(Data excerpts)
┏━━

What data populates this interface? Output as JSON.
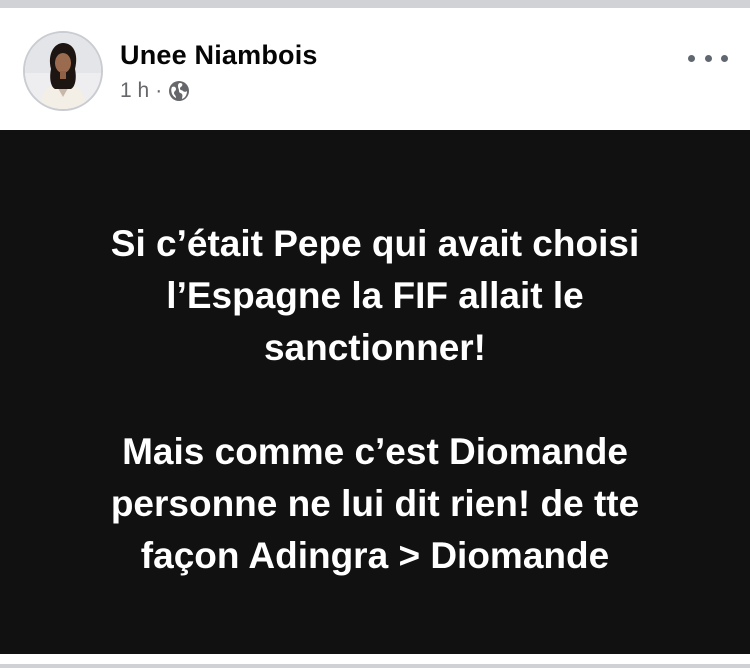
{
  "post": {
    "author": "Unee Niambois",
    "time": "1 h",
    "separator": "·",
    "privacy_icon": "globe-icon",
    "more_icon": "more-horizontal-icon",
    "avatar_icon": "profile-photo",
    "text_paragraph_1": [
      "Si c’était Pepe qui avait choisi",
      "l’Espagne la FIF allait le",
      "sanctionner!"
    ],
    "text_paragraph_2": [
      "Mais comme c’est Diomande",
      "personne ne lui dit rien! de tte",
      "façon Adingra > Diomande"
    ]
  },
  "colors": {
    "panel_background": "#111111",
    "panel_text": "#ffffff",
    "name_text": "#050505",
    "meta_text": "#65676b"
  }
}
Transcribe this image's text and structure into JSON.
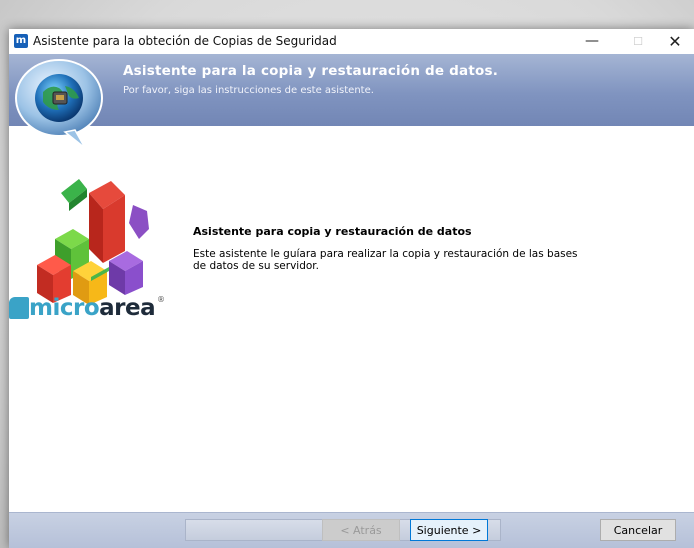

┗━━

§ **TASK PROMPT**
Your copy should repeat each entry above exactly but contain no pictures.

§ **SOLVED PROBLEM**
What data populates this interface? Output as JSON.
{
  "post": {
    "author": "Unee Niambois",
    "time": "1 h",
    "separator": "·",
    "privacy_icon": "globe-icon",
    "more_icon": "more-horizontal-icon",
    "avatar_icon": "profile-photo",
    "text_paragraph_1": [
      "Si c’était Pepe qui avait choisi",
      "l’Espagne la FIF allait le",
      "sanctionner!"
    ],
    "text_paragraph_2": [
      "Mais comme c’est Diomande",
      "personne ne lui dit rien! de tte",
      "façon Adingra > Diomande"
    ]
  },
  "colors": {
    "panel_background": "#111111",
    "panel_text": "#ffffff",
    "name_text": "#050505",
    "meta_text": "#65676b"
  }
}
Transcribe this image's text and structure into JSON.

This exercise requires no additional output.